#### WHAT THE TASK REQUIRES
The required result is the exact run of lines beginning at the one containing "Convert this document image to plain text." and ending at the last line of the entries.

#### ITEMS

• • • • • • •

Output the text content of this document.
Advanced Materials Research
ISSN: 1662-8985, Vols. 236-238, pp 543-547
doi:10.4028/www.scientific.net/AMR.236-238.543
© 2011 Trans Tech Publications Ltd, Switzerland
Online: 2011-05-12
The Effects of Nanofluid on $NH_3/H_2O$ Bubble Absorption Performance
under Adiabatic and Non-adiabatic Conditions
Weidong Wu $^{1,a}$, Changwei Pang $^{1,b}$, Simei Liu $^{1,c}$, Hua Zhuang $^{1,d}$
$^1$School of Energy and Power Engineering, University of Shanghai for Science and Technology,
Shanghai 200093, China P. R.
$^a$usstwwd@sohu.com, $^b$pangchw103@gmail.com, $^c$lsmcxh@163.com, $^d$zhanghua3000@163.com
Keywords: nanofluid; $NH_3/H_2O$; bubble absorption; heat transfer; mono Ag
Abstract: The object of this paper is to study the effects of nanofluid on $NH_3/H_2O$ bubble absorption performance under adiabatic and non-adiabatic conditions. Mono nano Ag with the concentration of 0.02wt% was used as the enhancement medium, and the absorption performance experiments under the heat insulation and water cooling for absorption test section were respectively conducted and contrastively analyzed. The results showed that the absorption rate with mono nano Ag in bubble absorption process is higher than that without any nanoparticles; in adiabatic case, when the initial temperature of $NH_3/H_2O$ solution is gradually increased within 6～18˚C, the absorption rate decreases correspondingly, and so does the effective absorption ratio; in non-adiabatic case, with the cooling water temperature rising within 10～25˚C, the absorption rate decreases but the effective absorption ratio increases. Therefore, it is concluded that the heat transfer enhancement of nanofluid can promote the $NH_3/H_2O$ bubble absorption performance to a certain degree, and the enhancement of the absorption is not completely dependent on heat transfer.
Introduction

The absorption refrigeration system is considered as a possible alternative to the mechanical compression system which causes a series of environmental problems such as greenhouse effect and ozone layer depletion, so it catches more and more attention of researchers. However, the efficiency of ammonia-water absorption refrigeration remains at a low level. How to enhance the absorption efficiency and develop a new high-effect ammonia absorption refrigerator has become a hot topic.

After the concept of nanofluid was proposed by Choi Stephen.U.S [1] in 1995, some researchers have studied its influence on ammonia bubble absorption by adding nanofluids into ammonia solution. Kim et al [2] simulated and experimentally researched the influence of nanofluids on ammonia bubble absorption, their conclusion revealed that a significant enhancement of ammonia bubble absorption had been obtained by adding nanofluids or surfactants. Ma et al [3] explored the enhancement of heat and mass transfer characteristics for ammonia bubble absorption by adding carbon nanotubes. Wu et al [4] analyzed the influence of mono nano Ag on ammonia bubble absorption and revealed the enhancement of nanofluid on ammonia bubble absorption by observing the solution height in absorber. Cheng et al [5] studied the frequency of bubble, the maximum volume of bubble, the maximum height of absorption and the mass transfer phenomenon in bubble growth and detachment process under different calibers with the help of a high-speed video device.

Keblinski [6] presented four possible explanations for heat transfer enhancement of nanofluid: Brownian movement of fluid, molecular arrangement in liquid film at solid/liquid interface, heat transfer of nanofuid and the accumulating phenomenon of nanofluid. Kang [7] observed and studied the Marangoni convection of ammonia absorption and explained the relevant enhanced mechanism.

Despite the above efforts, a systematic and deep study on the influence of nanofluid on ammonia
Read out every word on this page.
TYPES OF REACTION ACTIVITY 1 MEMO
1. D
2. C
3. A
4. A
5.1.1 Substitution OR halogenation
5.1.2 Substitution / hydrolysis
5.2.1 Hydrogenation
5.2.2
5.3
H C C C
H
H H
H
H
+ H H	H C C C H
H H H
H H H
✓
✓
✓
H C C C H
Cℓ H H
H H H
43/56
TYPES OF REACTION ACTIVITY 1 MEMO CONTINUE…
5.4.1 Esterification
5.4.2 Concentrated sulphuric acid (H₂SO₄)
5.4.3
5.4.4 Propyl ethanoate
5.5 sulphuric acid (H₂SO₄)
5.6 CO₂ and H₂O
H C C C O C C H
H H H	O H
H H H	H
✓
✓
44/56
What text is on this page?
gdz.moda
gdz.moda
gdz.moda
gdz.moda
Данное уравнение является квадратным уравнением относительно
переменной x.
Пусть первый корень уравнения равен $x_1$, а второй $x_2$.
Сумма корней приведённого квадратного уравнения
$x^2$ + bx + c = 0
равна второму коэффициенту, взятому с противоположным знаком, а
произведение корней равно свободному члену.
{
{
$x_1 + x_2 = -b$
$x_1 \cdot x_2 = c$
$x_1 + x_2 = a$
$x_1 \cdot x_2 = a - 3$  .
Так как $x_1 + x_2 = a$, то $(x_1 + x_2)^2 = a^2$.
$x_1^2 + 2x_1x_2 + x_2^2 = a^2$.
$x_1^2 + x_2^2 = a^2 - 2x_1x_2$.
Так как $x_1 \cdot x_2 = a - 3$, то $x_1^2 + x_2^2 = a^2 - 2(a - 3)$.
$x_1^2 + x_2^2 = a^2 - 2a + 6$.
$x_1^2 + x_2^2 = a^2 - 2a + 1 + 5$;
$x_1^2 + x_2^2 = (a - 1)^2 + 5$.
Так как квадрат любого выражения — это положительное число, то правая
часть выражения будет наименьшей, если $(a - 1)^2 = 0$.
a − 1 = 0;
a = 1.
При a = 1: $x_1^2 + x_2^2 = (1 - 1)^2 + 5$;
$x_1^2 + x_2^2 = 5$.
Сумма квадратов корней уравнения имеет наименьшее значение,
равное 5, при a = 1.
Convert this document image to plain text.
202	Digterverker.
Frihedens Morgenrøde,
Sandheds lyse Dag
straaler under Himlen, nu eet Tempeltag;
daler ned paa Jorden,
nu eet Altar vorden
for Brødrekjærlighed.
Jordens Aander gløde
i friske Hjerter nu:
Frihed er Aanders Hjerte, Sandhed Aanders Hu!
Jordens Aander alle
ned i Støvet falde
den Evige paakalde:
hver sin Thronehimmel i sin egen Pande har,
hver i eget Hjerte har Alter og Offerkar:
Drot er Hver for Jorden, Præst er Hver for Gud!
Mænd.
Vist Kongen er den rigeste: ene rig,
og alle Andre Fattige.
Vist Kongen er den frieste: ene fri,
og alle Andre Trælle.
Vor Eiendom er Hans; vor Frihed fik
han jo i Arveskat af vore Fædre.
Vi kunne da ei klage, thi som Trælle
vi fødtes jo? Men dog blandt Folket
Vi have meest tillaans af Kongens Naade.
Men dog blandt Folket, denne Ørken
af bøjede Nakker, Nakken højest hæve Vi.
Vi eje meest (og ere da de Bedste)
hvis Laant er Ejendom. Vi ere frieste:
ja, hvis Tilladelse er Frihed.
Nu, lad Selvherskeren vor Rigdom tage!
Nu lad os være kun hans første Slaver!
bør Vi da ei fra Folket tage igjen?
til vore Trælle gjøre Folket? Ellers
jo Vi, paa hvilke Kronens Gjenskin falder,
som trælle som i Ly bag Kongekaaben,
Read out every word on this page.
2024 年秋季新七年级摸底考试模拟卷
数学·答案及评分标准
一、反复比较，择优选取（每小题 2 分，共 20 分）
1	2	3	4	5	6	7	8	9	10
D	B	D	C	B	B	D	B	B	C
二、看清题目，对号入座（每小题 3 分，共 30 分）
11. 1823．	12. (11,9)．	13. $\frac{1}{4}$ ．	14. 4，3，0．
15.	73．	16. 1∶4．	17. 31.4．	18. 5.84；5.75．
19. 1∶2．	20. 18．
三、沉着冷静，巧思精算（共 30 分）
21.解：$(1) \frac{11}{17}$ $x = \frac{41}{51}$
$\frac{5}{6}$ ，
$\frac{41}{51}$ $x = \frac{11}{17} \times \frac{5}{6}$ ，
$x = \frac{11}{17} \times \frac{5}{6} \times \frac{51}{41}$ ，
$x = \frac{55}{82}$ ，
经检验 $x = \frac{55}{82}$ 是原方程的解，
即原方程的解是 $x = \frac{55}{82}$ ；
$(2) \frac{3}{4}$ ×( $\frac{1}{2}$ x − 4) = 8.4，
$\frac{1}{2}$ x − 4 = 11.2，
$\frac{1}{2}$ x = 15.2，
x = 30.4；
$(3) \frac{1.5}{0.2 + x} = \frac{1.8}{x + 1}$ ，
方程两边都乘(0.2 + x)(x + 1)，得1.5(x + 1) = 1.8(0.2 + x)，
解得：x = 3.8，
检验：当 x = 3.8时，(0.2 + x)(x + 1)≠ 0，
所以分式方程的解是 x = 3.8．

• • • • • • •

#### ANSWER BELOW
Convert this document image to plain text.
202	Digterverker.
Frihedens Morgenrøde,
Sandheds lyse Dag
straaler under Himlen, nu eet Tempeltag;
daler ned paa Jorden,
nu eet Altar vorden
for Brødrekjærlighed.
Jordens Aander gløde
i friske Hjerter nu:
Frihed er Aanders Hjerte, Sandhed Aanders Hu!
Jordens Aander alle
ned i Støvet falde
den Evige paakalde:
hver sin Thronehimmel i sin egen Pande har,
hver i eget Hjerte har Alter og Offerkar:
Drot er Hver for Jorden, Præst er Hver for Gud!
Mænd.
Vist Kongen er den rigeste: ene rig,
og alle Andre Fattige.
Vist Kongen er den frieste: ene fri,
og alle Andre Trælle.
Vor Eiendom er Hans; vor Frihed fik
han jo i Arveskat af vore Fædre.
Vi kunne da ei klage, thi som Trælle
vi fødtes jo? Men dog blandt Folket
Vi have meest tillaans af Kongens Naade.
Men dog blandt Folket, denne Ørken
af bøjede Nakker, Nakken højest hæve Vi.
Vi eje meest (og ere da de Bedste)
hvis Laant er Ejendom. Vi ere frieste:
ja, hvis Tilladelse er Frihed.
Nu, lad Selvherskeren vor Rigdom tage!
Nu lad os være kun hans første Slaver!
bør Vi da ei fra Folket tage igjen?
til vore Trælle gjøre Folket? Ellers
jo Vi, paa hvilke Kronens Gjenskin falder,
som trælle som i Ly bag Kongekaaben,
Read out every word on this page.
2024 年秋季新七年级摸底考试模拟卷
数学·答案及评分标准
一、反复比较，择优选取（每小题 2 分，共 20 分）
1	2	3	4	5	6	7	8	9	10
D	B	D	C	B	B	D	B	B	C
二、看清题目，对号入座（每小题 3 分，共 30 分）
11. 1823．	12. (11,9)．	13. $\frac{1}{4}$ ．	14. 4，3，0．
15.	73．	16. 1∶4．	17. 31.4．	18. 5.84；5.75．
19. 1∶2．	20. 18．
三、沉着冷静，巧思精算（共 30 分）
21.解：$(1) \frac{11}{17}$ $x = \frac{41}{51}$
$\frac{5}{6}$ ，
$\frac{41}{51}$ $x = \frac{11}{17} \times \frac{5}{6}$ ，
$x = \frac{11}{17} \times \frac{5}{6} \times \frac{51}{41}$ ，
$x = \frac{55}{82}$ ，
经检验 $x = \frac{55}{82}$ 是原方程的解，
即原方程的解是 $x = \frac{55}{82}$ ；
$(2) \frac{3}{4}$ ×( $\frac{1}{2}$ x − 4) = 8.4，
$\frac{1}{2}$ x − 4 = 11.2，
$\frac{1}{2}$ x = 15.2，
x = 30.4；
$(3) \frac{1.5}{0.2 + x} = \frac{1.8}{x + 1}$ ，
方程两边都乘(0.2 + x)(x + 1)，得1.5(x + 1) = 1.8(0.2 + x)，
解得：x = 3.8，
检验：当 x = 3.8时，(0.2 + x)(x + 1)≠ 0，
所以分式方程的解是 x = 3.8．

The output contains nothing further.